* **Work instructions**: Report every line in the listing that contains the string "panel".

┌────────

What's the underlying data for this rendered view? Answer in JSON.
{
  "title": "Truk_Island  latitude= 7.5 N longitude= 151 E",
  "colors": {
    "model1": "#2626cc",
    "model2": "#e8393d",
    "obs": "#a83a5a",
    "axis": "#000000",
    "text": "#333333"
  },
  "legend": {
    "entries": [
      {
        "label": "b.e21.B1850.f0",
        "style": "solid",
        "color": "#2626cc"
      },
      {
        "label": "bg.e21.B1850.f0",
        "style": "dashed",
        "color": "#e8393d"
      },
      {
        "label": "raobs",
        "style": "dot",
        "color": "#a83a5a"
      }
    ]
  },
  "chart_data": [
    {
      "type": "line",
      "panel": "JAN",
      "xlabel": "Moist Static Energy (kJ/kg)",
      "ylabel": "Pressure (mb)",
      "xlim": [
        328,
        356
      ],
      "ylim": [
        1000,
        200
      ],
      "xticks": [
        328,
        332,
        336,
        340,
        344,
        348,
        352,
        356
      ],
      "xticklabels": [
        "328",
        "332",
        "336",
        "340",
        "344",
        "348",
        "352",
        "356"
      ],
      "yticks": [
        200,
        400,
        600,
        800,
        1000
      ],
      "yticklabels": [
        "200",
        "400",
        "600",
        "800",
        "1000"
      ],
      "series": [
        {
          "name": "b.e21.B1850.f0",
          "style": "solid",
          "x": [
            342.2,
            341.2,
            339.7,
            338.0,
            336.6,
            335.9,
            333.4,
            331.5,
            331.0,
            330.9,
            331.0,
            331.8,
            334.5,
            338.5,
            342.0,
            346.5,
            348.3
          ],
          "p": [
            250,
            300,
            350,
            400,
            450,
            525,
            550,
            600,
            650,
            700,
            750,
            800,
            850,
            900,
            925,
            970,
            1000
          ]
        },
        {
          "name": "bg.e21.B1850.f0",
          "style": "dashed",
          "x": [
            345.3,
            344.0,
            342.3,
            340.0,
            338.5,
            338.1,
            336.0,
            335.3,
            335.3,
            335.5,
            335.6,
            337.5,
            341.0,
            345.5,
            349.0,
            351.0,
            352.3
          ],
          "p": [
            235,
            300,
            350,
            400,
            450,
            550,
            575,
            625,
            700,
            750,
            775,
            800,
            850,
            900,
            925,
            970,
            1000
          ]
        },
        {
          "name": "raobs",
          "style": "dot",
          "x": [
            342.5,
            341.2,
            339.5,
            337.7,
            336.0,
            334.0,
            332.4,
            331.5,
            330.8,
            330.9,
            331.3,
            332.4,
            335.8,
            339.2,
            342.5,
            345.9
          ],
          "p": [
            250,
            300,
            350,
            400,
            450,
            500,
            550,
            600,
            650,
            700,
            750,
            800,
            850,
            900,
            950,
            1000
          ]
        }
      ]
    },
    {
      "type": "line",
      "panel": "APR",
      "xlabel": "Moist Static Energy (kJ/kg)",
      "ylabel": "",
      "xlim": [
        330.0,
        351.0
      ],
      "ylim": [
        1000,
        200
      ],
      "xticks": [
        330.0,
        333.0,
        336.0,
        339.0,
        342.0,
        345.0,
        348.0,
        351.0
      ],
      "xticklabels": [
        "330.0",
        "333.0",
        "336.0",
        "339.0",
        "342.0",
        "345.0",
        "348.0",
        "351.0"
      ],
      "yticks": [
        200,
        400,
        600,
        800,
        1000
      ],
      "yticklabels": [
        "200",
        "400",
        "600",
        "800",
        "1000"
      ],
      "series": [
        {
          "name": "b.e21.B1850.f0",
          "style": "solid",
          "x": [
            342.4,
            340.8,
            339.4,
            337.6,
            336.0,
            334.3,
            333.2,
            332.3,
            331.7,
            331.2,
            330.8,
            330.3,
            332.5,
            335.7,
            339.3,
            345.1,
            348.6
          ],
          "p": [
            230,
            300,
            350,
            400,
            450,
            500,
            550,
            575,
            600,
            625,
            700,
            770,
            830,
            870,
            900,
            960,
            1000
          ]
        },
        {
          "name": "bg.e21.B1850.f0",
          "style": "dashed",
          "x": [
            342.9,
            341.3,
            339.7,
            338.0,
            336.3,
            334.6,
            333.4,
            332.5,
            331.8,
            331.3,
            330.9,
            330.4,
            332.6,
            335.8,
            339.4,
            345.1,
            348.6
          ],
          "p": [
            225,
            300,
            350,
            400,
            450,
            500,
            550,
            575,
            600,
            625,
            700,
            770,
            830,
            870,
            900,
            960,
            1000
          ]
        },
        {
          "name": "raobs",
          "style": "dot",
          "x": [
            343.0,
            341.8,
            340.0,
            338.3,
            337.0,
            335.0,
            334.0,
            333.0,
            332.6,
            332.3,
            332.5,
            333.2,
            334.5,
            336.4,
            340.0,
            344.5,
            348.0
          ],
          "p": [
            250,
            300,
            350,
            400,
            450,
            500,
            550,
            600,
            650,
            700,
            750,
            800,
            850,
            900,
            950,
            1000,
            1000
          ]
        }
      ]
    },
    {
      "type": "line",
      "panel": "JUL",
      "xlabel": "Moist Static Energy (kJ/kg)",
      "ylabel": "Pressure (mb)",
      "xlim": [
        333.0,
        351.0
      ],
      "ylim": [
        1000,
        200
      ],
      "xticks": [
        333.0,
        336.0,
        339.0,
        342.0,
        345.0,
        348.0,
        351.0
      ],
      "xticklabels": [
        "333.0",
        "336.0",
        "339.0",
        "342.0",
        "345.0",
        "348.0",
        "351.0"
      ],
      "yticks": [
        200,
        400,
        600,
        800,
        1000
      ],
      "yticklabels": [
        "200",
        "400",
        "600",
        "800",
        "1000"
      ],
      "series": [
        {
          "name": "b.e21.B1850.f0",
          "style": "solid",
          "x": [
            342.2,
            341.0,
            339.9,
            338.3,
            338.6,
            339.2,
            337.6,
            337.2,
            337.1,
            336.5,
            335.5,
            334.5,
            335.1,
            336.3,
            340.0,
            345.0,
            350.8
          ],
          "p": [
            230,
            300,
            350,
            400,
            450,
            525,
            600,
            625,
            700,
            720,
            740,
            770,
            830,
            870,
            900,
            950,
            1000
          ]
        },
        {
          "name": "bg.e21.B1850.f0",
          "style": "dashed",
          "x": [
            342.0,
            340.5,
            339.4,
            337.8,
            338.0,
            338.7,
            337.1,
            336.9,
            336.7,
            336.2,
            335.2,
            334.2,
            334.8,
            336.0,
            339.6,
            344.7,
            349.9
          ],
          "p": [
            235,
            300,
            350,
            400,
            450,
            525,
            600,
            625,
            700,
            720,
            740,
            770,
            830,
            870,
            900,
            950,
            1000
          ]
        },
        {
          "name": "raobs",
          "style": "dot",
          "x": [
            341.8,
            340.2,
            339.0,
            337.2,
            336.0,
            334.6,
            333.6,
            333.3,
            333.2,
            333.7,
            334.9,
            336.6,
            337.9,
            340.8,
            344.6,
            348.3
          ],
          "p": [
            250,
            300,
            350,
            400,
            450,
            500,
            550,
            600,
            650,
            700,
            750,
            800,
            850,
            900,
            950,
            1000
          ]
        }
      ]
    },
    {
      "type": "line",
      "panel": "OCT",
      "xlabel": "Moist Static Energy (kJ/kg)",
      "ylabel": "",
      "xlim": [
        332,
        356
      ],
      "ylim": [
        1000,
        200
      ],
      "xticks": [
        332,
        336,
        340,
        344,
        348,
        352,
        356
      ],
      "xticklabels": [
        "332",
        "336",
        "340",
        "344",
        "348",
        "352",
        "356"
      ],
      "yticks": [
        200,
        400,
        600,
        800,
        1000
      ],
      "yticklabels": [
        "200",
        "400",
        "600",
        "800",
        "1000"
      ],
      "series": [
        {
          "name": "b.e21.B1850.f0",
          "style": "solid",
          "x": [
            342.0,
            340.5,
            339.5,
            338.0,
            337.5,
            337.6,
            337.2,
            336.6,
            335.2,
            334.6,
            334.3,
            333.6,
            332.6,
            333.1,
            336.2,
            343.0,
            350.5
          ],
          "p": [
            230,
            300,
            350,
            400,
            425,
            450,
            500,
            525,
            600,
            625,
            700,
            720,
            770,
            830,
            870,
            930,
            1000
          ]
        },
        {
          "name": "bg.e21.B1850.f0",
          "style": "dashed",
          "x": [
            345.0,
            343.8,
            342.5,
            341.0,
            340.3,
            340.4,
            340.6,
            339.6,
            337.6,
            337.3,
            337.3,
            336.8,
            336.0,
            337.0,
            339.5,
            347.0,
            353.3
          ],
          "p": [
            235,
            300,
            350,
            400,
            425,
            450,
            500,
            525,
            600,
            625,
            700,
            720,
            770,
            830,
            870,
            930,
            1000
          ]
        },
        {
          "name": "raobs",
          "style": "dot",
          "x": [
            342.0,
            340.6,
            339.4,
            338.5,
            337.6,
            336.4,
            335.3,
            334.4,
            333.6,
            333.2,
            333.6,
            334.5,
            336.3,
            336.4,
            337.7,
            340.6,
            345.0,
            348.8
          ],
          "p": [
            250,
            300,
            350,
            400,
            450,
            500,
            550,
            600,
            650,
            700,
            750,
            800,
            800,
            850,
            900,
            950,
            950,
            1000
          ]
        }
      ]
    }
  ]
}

└────────

* **Full response**:
      "panel": "JAN",
      "panel": "APR",
      "panel": "JUL",
      "panel": "OCT",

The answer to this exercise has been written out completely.